Extracted records:
--- --- ---

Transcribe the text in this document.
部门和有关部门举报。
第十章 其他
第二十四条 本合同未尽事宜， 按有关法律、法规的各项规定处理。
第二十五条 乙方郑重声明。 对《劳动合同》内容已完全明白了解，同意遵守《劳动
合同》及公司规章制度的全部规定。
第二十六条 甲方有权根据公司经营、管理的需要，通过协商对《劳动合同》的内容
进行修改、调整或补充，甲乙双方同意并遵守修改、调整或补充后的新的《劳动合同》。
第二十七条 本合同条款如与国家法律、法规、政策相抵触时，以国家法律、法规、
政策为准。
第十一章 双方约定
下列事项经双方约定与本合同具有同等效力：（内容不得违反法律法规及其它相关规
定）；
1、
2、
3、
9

--- --- ---

● **WORK INSTRUCTIONS**
Copy down every line of the material above that includes the string "劳动合同".

● **RESULT OF THIS TASK**
第二十五条 乙方郑重声明。 对《劳动合同》内容已完全明白了解，同意遵守《劳动
第二十六条 甲方有权根据公司经营、管理的需要，通过协商对《劳动合同》的内容
进行修改、调整或补充，甲乙双方同意并遵守修改、调整或补充后的新的《劳动合同》。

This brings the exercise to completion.